* Task to carry out *
Repeat the listing in full. Nothing may be added or left out.

Data entries
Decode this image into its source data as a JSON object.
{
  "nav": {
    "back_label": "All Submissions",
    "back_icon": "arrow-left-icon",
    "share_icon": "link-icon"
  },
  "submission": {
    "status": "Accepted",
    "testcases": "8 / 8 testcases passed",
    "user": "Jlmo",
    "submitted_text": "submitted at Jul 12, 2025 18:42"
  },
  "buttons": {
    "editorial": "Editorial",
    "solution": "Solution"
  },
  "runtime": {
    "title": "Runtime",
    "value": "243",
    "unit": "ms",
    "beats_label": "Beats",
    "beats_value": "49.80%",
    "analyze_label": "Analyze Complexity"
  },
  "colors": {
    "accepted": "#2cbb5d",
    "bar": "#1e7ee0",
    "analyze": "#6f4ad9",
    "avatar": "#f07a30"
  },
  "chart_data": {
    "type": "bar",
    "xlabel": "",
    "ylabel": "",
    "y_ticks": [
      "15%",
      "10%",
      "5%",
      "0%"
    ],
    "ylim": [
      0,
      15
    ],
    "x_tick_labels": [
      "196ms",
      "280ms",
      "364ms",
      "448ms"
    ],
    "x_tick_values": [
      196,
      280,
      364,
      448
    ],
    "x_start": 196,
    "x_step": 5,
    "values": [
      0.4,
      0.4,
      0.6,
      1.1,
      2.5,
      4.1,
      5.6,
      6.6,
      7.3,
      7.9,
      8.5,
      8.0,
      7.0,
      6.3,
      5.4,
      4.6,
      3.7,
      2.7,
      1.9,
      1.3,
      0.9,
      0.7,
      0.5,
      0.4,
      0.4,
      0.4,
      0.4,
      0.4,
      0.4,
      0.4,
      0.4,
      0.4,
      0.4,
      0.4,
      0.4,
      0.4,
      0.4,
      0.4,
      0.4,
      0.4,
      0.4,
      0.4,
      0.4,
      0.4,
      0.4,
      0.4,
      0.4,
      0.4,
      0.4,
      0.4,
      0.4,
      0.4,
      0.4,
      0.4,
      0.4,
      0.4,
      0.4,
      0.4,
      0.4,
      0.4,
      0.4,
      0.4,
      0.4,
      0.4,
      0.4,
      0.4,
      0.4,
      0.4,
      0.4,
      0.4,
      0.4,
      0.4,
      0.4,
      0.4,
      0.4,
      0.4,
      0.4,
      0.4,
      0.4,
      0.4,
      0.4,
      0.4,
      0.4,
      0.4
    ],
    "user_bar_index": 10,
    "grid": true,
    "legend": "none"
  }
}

* Solution to this problem *
Decode this image into its source data as a JSON object.
{
  "nav": {
    "back_label": "All Submissions",
    "back_icon": "arrow-left-icon",
    "share_icon": "link-icon"
  },
  "submission": {
    "status": "Accepted",
    "testcases": "8 / 8 testcases passed",
    "user": "Jlmo",
    "submitted_text": "submitted at Jul 12, 2025 18:42"
  },
  "buttons": {
    "editorial": "Editorial",
    "solution": "Solution"
  },
  "runtime": {
    "title": "Runtime",
    "value": "243",
    "unit": "ms",
    "beats_label": "Beats",
    "beats_value": "49.80%",
    "analyze_label": "Analyze Complexity"
  },
  "colors": {
    "accepted": "#2cbb5d",
    "bar": "#1e7ee0",
    "analyze": "#6f4ad9",
    "avatar": "#f07a30"
  },
  "chart_data": {
    "type": "bar",
    "xlabel": "",
    "ylabel": "",
    "y_ticks": [
      "15%",
      "10%",
      "5%",
      "0%"
    ],
    "ylim": [
      0,
      15
    ],
    "x_tick_labels": [
      "196ms",
      "280ms",
      "364ms",
      "448ms"
    ],
    "x_tick_values": [
      196,
      280,
      364,
      448
    ],
    "x_start": 196,
    "x_step": 5,
    "values": [
      0.4,
      0.4,
      0.6,
      1.1,
      2.5,
      4.1,
      5.6,
      6.6,
      7.3,
      7.9,
      8.5,
      8.0,
      7.0,
      6.3,
      5.4,
      4.6,
      3.7,
      2.7,
      1.9,
      1.3,
      0.9,
      0.7,
      0.5,
      0.4,
      0.4,
      0.4,
      0.4,
      0.4,
      0.4,
      0.4,
      0.4,
      0.4,
      0.4,
      0.4,
      0.4,
      0.4,
      0.4,
      0.4,
      0.4,
      0.4,
      0.4,
      0.4,
      0.4,
      0.4,
      0.4,
      0.4,
      0.4,
      0.4,
      0.4,
      0.4,
      0.4,
      0.4,
      0.4,
      0.4,
      0.4,
      0.4,
      0.4,
      0.4,
      0.4,
      0.4,
      0.4,
      0.4,
      0.4,
      0.4,
      0.4,
      0.4,
      0.4,
      0.4,
      0.4,
      0.4,
      0.4,
      0.4,
      0.4,
      0.4,
      0.4,
      0.4,
      0.4,
      0.4,
      0.4,
      0.4,
      0.4,
      0.4,
      0.4,
      0.4
    ],
    "user_bar_index": 10,
    "grid": true,
    "legend": "none"
  }
}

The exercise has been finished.